• _Data records_:
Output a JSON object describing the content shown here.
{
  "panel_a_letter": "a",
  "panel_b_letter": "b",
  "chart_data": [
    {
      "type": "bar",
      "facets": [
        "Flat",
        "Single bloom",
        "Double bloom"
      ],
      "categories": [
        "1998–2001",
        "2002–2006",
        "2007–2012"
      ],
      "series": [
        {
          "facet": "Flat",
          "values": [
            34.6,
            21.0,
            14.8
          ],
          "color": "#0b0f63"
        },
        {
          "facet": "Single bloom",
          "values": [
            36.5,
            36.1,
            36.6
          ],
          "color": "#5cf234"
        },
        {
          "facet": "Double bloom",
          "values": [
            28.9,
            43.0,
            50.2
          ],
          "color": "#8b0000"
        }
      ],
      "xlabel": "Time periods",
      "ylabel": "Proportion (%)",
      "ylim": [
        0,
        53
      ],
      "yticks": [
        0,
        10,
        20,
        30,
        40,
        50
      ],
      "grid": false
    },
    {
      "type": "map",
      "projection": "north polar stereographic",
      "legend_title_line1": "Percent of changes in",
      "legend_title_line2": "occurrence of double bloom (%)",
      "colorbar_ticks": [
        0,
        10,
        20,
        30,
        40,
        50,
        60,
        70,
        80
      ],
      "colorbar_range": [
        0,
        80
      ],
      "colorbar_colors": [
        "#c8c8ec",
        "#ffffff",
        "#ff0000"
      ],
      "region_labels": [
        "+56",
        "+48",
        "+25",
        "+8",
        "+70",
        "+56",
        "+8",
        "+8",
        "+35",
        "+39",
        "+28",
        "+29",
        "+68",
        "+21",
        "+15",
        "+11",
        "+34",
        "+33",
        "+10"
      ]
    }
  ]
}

--

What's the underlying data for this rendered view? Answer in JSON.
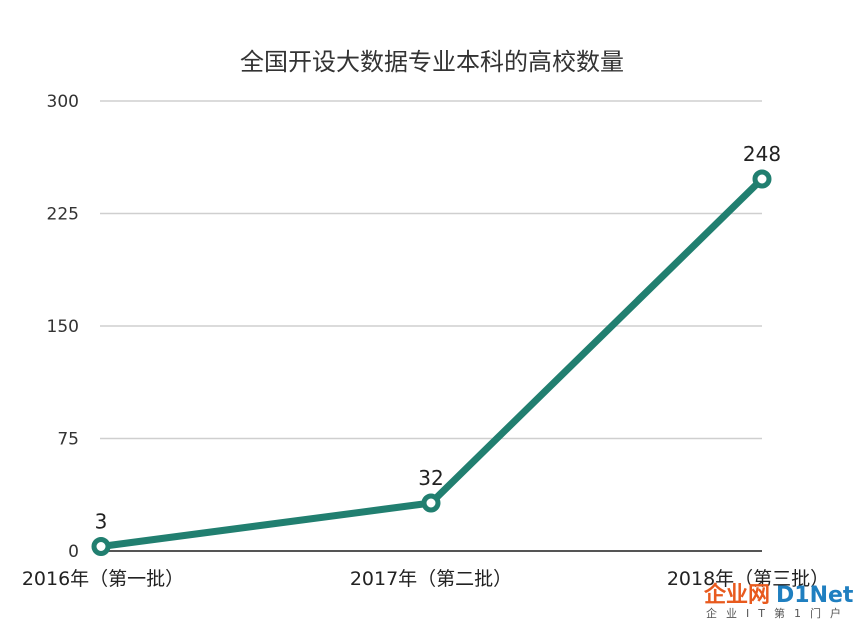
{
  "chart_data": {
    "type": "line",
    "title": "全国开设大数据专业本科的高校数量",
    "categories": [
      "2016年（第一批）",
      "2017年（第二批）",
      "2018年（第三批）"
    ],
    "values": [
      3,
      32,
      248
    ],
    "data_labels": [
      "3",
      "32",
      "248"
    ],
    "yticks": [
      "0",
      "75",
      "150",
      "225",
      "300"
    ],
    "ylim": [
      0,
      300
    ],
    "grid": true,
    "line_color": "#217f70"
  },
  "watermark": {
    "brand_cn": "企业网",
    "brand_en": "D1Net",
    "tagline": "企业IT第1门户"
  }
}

• _Short exercise_: Filter the data, keeping only the lines that contain "bloom".

• _Correct result_:
        "Single bloom",
        "Double bloom"
          "facet": "Single bloom",
          "facet": "Double bloom",
      "legend_title_line2": "occurrence of double bloom (%)",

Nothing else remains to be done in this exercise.